PROBLEM TO WORK ON – Locate every line in the records below that contains the word "Powietrze", and copy each one.

=== ROWS ===

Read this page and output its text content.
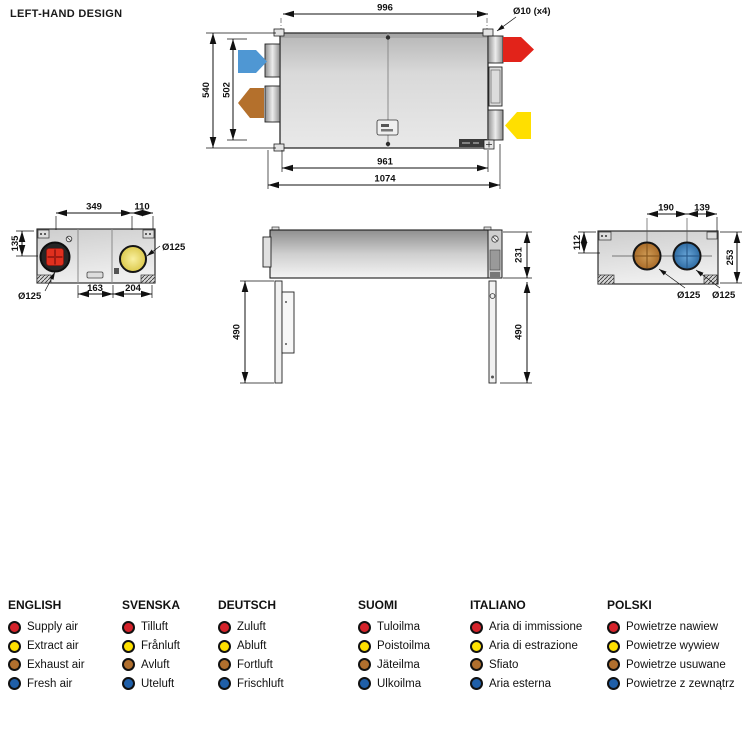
LEFT-HAND DESIGN	996	Ø10 (x4)
540 502
961
1074
349	110
135	Ø125
Ø125
163 204
231
490
490
190 139
112
253
Ø125 Ø125
ENGLISH
Supply air
Extract air
Exhaust air
Fresh air
SVENSKA
Tilluft
Frånluft
Avluft
Uteluft
DEUTSCH
Zuluft
Abluft
Fortluft
Frischluft
SUOMI
Tuloilma
Poistoilma
Jäteilma
Ulkoilma
ITALIANO
Aria di immissione
Aria di estrazione
Sfiato
Aria esterna
POLSKI
Powietrze nawiew
Powietrze wywiew
Powietrze usuwane
Powietrze z zewnątrz
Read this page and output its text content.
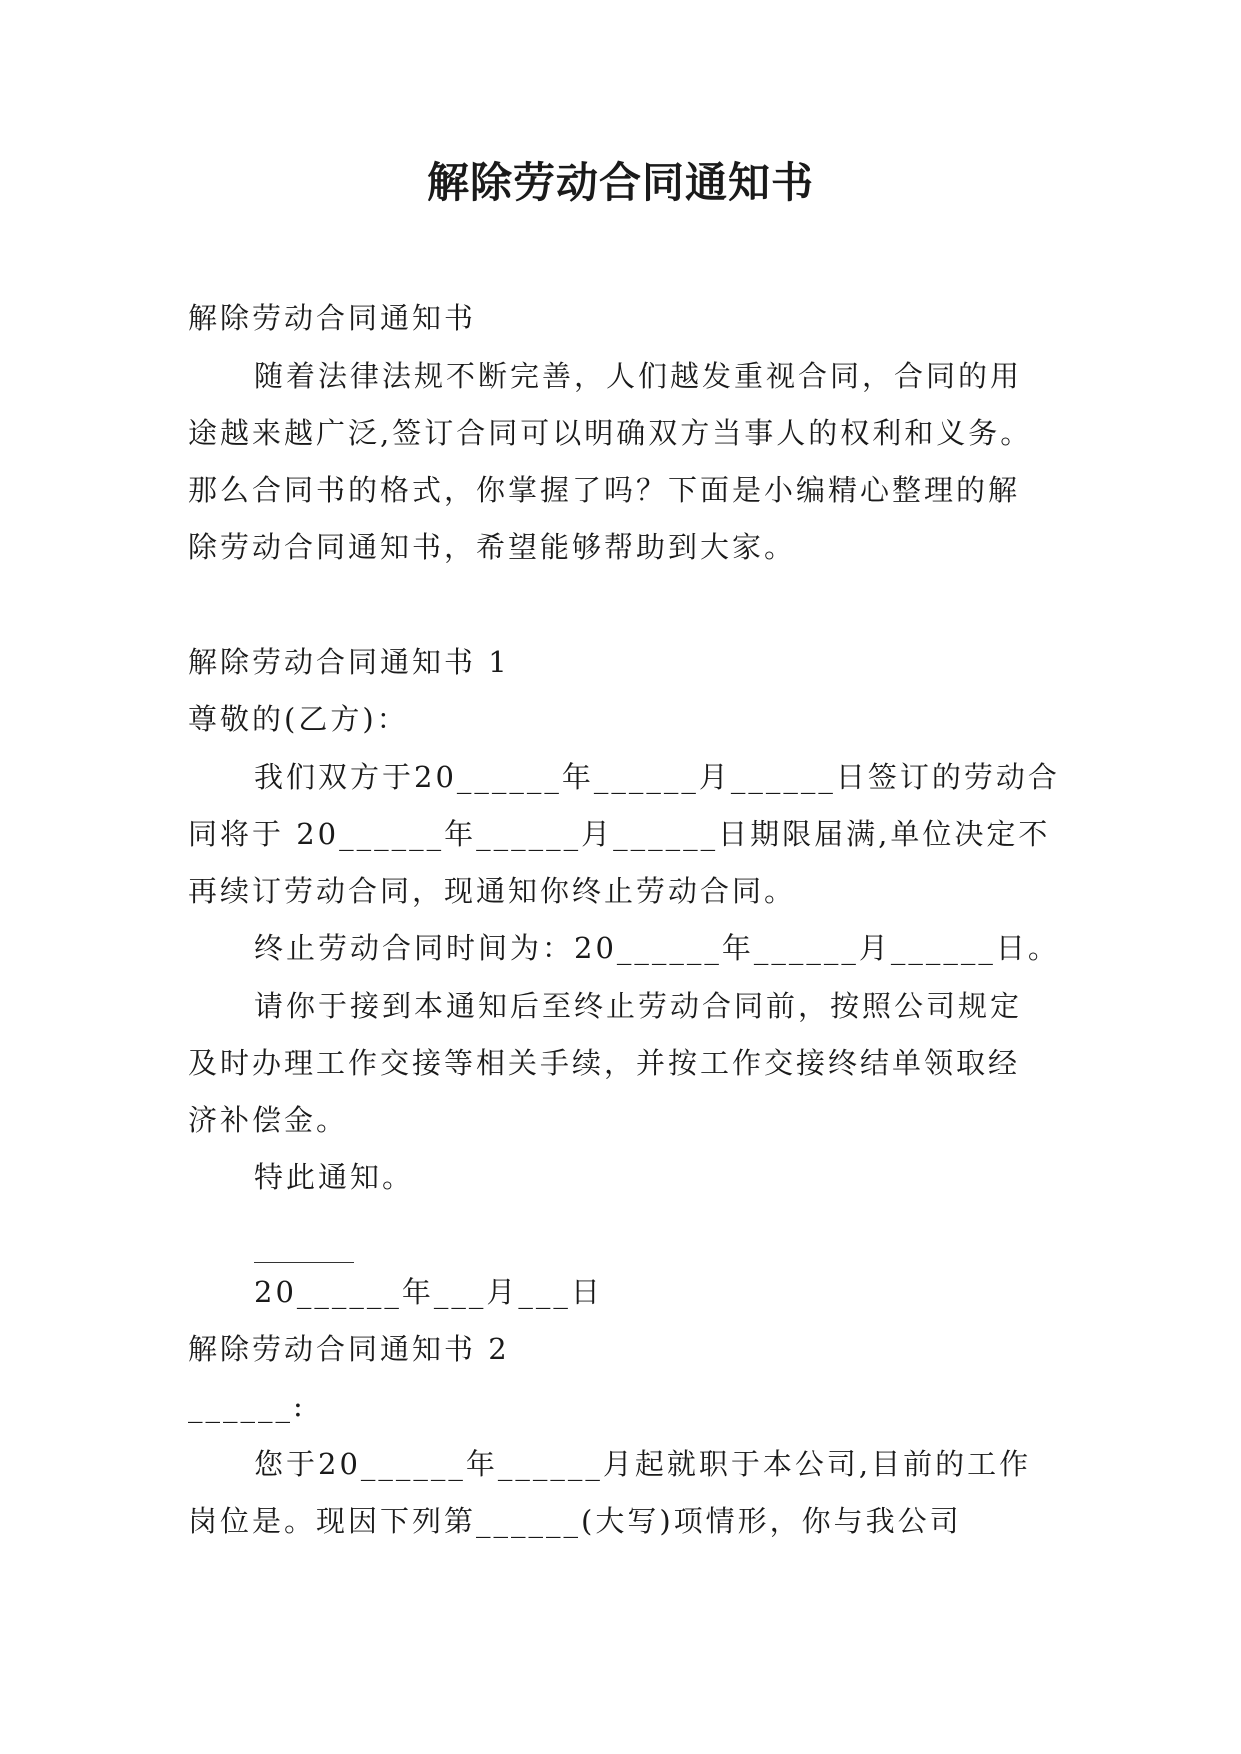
解除劳动合同通知书

解除劳动合同通知书

随着法律法规不断完善，人们越发重视合同，合同的用

途越来越广泛,签订合同可以明确双方当事人的权利和义务。

那么合同书的格式，你掌握了吗？下面是小编精心整理的解

除劳动合同通知书，希望能够帮助到大家。

解除劳动合同通知书 1

尊敬的(乙方)：

我们双方于20______年______月______日签订的劳动合

同将于 20______年______月______日期限届满,单位决定不

再续订劳动合同，现通知你终止劳动合同。

终止劳动合同时间为：20______年______月______日。

请你于接到本通知后至终止劳动合同前，按照公司规定

及时办理工作交接等相关手续，并按工作交接终结单领取经

济补偿金。

特此通知。

20______年___月___日

解除劳动合同通知书 2

______:

您于20______年______月起就职于本公司,目前的工作

岗位是。现因下列第______(大写)项情形，你与我公司
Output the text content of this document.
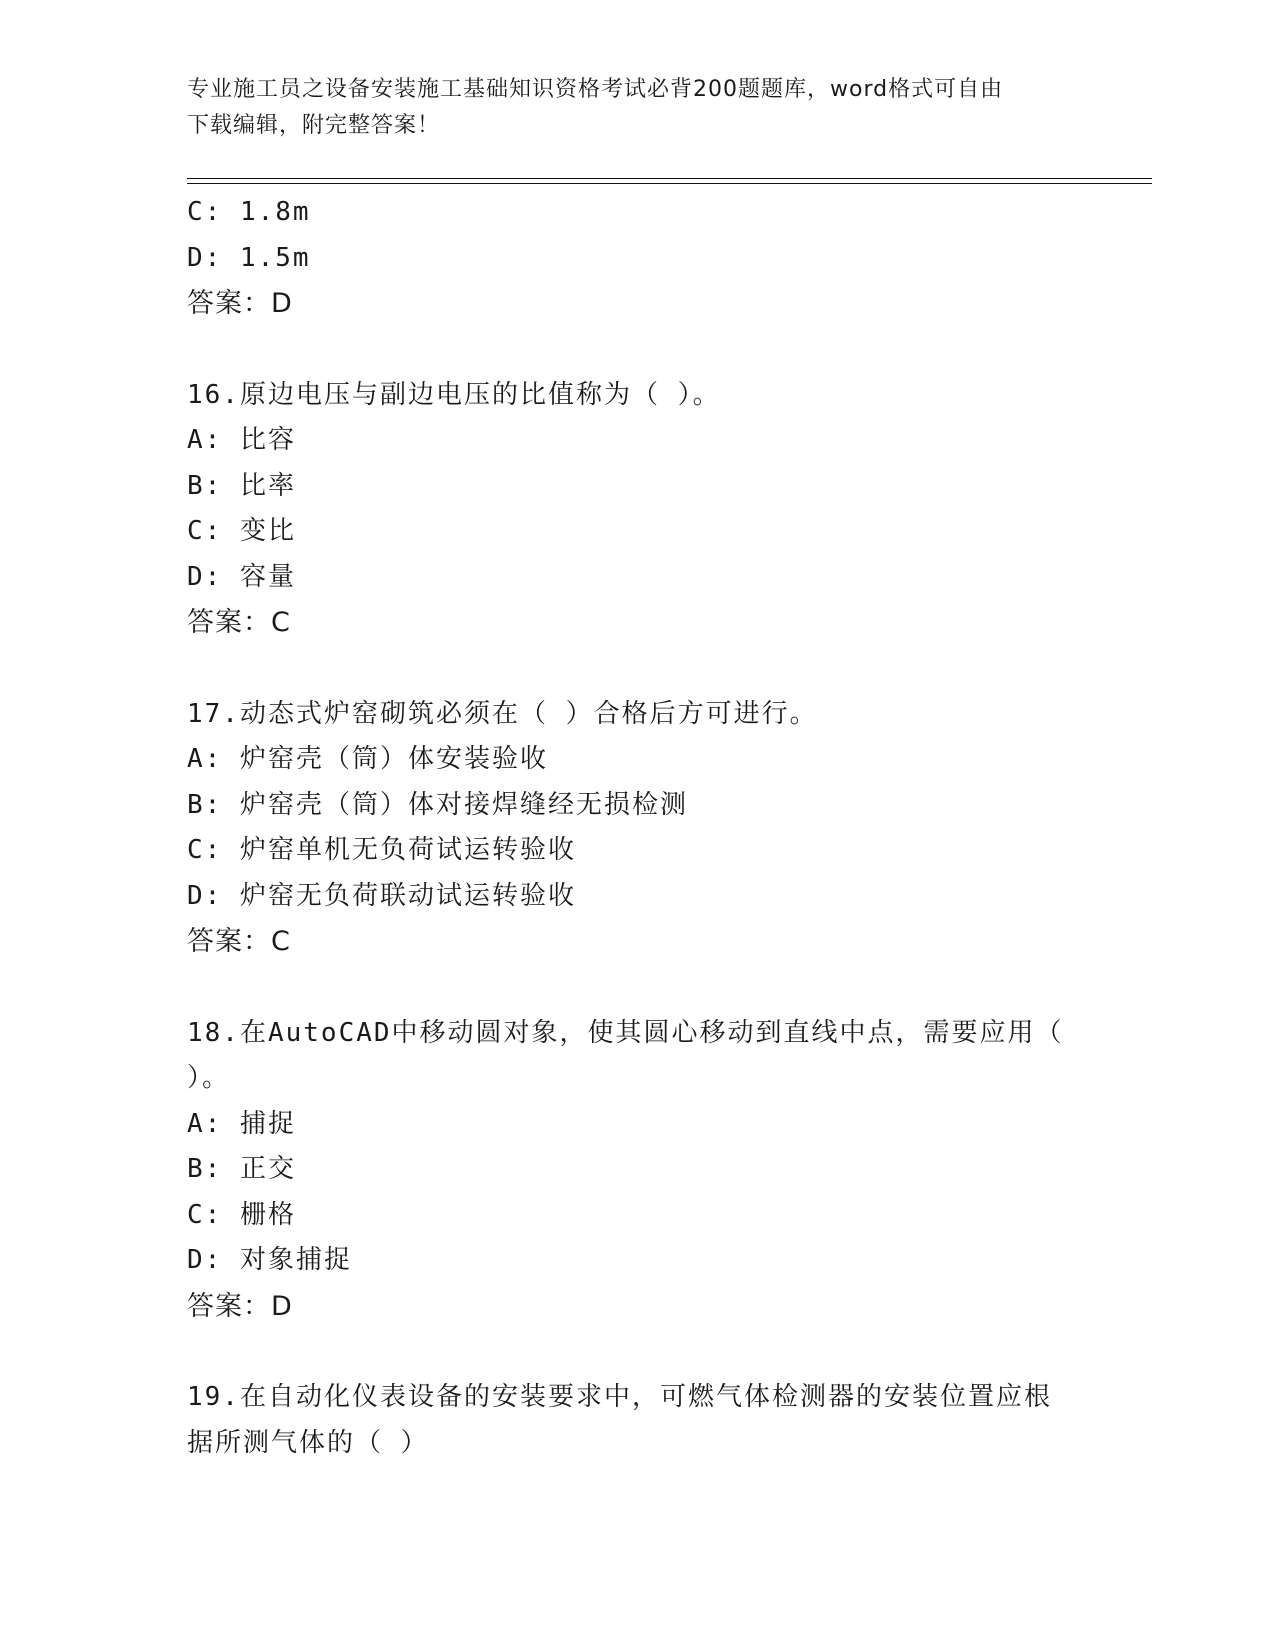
专业施工员之设备安装施工基础知识资格考试必背200题题库，word格式可自由
下载编辑，附完整答案！
C: 1.8m
D: 1.5m
答案：D
16.原边电压与副边电压的比值称为（ ）。
A: 比容
B: 比率
C: 变比
D: 容量
答案：C
17.动态式炉窑砌筑必须在（ ）合格后方可进行。
A: 炉窑壳（筒）体安装验收
B: 炉窑壳（筒）体对接焊缝经无损检测
C: 炉窑单机无负荷试运转验收
D: 炉窑无负荷联动试运转验收
答案：C
18.在AutoCAD中移动圆对象，使其圆心移动到直线中点，需要应用（
）。
A: 捕捉
B: 正交
C: 栅格
D: 对象捕捉
答案：D
19.在自动化仪表设备的安装要求中，可燃气体检测器的安装位置应根
据所测气体的（ ）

===

ANSWER TO THIS EXERCISE –
Powietrze nawiew
Powietrze wywiew
Powietrze usuwane
Powietrze z zewnątrz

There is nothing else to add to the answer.